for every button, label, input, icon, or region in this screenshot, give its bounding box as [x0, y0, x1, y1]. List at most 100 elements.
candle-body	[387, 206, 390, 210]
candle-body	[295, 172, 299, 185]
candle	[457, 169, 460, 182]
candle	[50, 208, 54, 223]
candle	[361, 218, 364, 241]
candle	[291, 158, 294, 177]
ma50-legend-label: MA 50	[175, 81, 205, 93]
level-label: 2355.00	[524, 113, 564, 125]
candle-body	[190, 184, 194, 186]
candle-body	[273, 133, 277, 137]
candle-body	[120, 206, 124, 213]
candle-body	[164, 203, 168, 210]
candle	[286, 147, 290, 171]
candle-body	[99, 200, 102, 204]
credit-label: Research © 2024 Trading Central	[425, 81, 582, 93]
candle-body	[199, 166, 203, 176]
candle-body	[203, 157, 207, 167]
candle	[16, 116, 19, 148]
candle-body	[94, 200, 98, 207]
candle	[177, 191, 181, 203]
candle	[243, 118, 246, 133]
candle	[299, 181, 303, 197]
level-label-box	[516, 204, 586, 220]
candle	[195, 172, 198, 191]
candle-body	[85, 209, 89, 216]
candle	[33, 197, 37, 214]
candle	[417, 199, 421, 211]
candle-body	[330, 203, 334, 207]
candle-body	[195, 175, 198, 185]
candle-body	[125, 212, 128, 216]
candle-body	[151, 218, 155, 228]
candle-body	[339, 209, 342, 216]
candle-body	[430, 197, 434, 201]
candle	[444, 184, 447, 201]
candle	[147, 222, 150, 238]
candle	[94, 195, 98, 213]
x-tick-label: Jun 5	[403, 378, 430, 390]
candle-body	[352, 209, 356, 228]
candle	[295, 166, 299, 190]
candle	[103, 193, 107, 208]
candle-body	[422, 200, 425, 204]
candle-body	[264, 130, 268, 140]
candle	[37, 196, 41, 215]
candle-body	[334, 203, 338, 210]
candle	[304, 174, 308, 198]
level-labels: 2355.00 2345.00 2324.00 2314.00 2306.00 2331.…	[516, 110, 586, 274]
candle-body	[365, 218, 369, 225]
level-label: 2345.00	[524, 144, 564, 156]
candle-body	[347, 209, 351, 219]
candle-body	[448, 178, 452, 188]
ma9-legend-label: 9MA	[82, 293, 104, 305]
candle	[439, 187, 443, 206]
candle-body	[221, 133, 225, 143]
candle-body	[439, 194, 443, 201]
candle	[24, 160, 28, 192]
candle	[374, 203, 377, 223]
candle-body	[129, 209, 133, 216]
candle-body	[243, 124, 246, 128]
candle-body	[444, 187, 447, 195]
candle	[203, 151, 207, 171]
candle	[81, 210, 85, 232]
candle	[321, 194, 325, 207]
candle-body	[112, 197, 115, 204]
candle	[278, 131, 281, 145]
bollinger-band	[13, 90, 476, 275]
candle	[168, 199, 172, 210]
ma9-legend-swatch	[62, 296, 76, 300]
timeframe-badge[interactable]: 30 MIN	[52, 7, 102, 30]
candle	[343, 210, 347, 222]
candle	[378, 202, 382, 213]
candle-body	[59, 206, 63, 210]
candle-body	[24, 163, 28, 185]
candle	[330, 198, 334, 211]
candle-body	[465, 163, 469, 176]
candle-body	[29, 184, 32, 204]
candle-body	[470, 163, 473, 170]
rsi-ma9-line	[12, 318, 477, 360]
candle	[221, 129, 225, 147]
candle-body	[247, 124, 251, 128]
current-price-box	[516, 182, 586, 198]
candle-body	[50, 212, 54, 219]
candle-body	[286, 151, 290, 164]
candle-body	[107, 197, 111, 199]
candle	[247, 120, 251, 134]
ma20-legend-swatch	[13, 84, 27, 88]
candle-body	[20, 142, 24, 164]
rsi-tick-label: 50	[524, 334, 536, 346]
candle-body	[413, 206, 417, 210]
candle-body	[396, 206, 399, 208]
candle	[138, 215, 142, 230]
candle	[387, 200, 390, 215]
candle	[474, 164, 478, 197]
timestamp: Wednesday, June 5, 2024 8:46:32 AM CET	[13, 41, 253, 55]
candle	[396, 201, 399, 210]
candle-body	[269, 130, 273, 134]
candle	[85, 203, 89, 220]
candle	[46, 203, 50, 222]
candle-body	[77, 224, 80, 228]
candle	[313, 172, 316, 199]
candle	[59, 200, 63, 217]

---

▸ **WHAT IS BEING ASKED**:
Pull out the lines above, starting with the very first one and ending after the line that contains "144, 564, 156]". Reproduce each one verbatim.

▸ **EXERCISE RESPONSE**:
for every button, label, input, icon, or region in this screenshot, give its bounding box as [x0, y0, x1, y1]. List at most 100 elements.
candle-body	[387, 206, 390, 210]
candle-body	[295, 172, 299, 185]
candle	[457, 169, 460, 182]
candle	[50, 208, 54, 223]
candle	[361, 218, 364, 241]
candle	[291, 158, 294, 177]
ma50-legend-label: MA 50	[175, 81, 205, 93]
level-label: 2355.00	[524, 113, 564, 125]
candle-body	[190, 184, 194, 186]
candle-body	[273, 133, 277, 137]
candle-body	[120, 206, 124, 213]
candle-body	[164, 203, 168, 210]
candle	[286, 147, 290, 171]
candle-body	[99, 200, 102, 204]
credit-label: Research © 2024 Trading Central	[425, 81, 582, 93]
candle-body	[199, 166, 203, 176]
candle-body	[203, 157, 207, 167]
candle	[16, 116, 19, 148]
candle-body	[94, 200, 98, 207]
candle	[177, 191, 181, 203]
candle	[243, 118, 246, 133]
candle	[299, 181, 303, 197]
level-label-box	[516, 204, 586, 220]
candle	[195, 172, 198, 191]
candle-body	[85, 209, 89, 216]
candle	[33, 197, 37, 214]
candle	[417, 199, 421, 211]
candle-body	[330, 203, 334, 207]
candle-body	[195, 175, 198, 185]
candle-body	[125, 212, 128, 216]
candle-body	[151, 218, 155, 228]
candle-body	[339, 209, 342, 216]
candle-body	[430, 197, 434, 201]
candle	[444, 184, 447, 201]
candle	[147, 222, 150, 238]
candle	[94, 195, 98, 213]
x-tick-label: Jun 5	[403, 378, 430, 390]
candle-body	[352, 209, 356, 228]
candle	[295, 166, 299, 190]
candle	[103, 193, 107, 208]
candle-body	[422, 200, 425, 204]
candle-body	[264, 130, 268, 140]
candle	[37, 196, 41, 215]
candle-body	[334, 203, 338, 210]
candle	[304, 174, 308, 198]
level-labels: 2355.00 2345.00 2324.00 2314.00 2306.00 2331.…	[516, 110, 586, 274]
candle-body	[365, 218, 369, 225]
level-label: 2345.00	[524, 144, 564, 156]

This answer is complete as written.